◆ Data listing

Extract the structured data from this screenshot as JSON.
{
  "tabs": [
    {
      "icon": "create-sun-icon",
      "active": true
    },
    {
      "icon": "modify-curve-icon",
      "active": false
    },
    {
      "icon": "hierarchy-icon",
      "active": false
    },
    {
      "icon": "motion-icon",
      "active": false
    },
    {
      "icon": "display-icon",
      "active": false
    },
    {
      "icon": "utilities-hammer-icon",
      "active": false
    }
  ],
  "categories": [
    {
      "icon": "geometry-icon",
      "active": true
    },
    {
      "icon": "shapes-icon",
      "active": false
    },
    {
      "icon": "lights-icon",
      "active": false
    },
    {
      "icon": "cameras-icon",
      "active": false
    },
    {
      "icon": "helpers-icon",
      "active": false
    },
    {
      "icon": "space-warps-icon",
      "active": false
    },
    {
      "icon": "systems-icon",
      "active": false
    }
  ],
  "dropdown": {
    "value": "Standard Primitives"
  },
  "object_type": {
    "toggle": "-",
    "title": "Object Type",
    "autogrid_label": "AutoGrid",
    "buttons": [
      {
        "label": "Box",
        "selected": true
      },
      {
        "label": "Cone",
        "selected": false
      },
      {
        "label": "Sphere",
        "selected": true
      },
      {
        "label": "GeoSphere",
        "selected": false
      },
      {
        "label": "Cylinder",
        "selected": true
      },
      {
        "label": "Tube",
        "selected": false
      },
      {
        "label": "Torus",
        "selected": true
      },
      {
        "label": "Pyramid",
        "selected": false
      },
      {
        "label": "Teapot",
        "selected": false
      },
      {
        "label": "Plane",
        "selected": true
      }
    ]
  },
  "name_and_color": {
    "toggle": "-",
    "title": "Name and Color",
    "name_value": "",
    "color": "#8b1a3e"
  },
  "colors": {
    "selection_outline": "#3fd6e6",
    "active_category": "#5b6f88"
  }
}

◆ What is asked
Work out how many lines of the listing above include "title". Answer with the number and nothing more.

◆ In response
2